Description of the task:
Word for word, repeat the entries, minus the pictures.

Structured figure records
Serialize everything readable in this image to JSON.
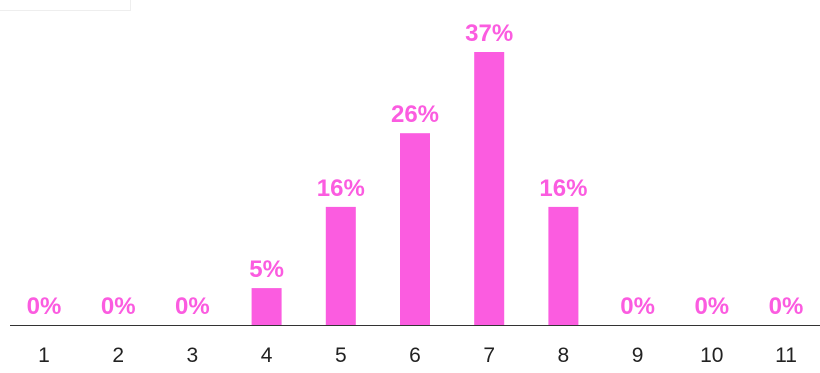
{
  "chart_data": {
    "type": "bar",
    "categories": [
      "1",
      "2",
      "3",
      "4",
      "5",
      "6",
      "7",
      "8",
      "9",
      "10",
      "11"
    ],
    "values": [
      0,
      0,
      0,
      5,
      16,
      26,
      37,
      16,
      0,
      0,
      0
    ],
    "data_labels": [
      "0%",
      "0%",
      "0%",
      "5%",
      "16%",
      "26%",
      "37%",
      "16%",
      "0%",
      "0%",
      "0%"
    ],
    "title": "",
    "xlabel": "",
    "ylabel": "",
    "ylim": [
      0,
      37
    ],
    "grid": false,
    "bar_color": "#fb5ce0",
    "label_color": "#fb5ce0"
  }
}
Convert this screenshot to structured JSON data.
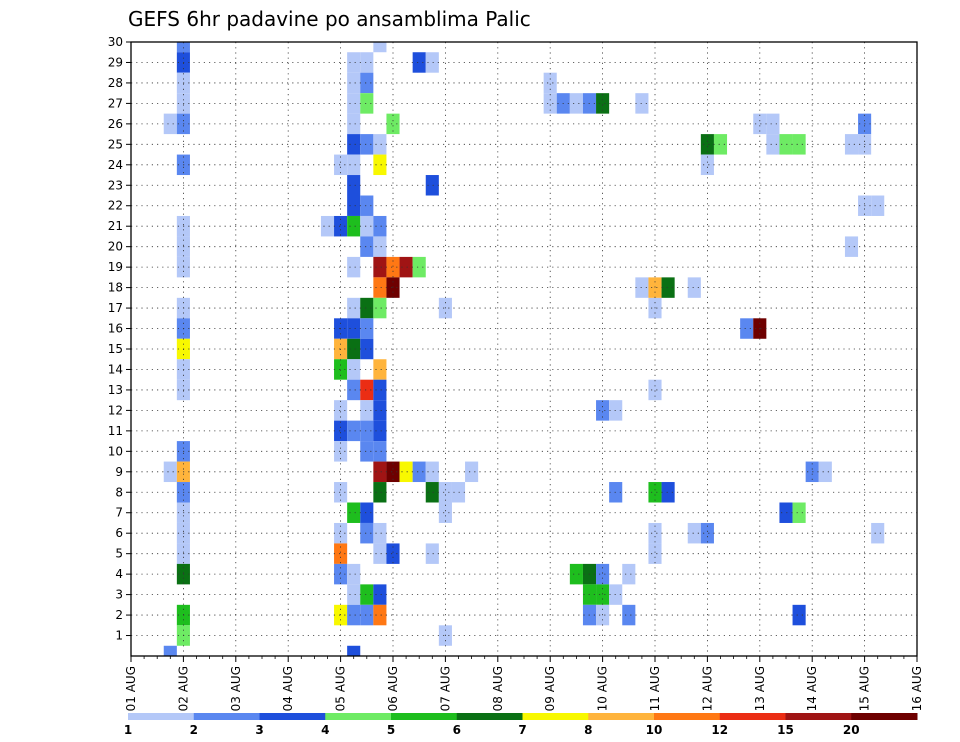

Reply to the exercise:
Serialize everything readable in this image to JSON.
{
  "chart_data": {
    "type": "bar",
    "categories": [
      "1",
      "2",
      "3",
      "4",
      "5",
      "6",
      "7",
      "8",
      "9",
      "10",
      "11"
    ],
    "values": [
      0,
      0,
      0,
      5,
      16,
      26,
      37,
      16,
      0,
      0,
      0
    ],
    "data_labels": [
      "0%",
      "0%",
      "0%",
      "5%",
      "16%",
      "26%",
      "37%",
      "16%",
      "0%",
      "0%",
      "0%"
    ],
    "title": "",
    "xlabel": "",
    "ylabel": "",
    "ylim": [
      0,
      37
    ],
    "grid": false,
    "bar_color": "#fb5ce0",
    "label_color": "#fb5ce0"
  }
}
Convert this screenshot to structured JSON data.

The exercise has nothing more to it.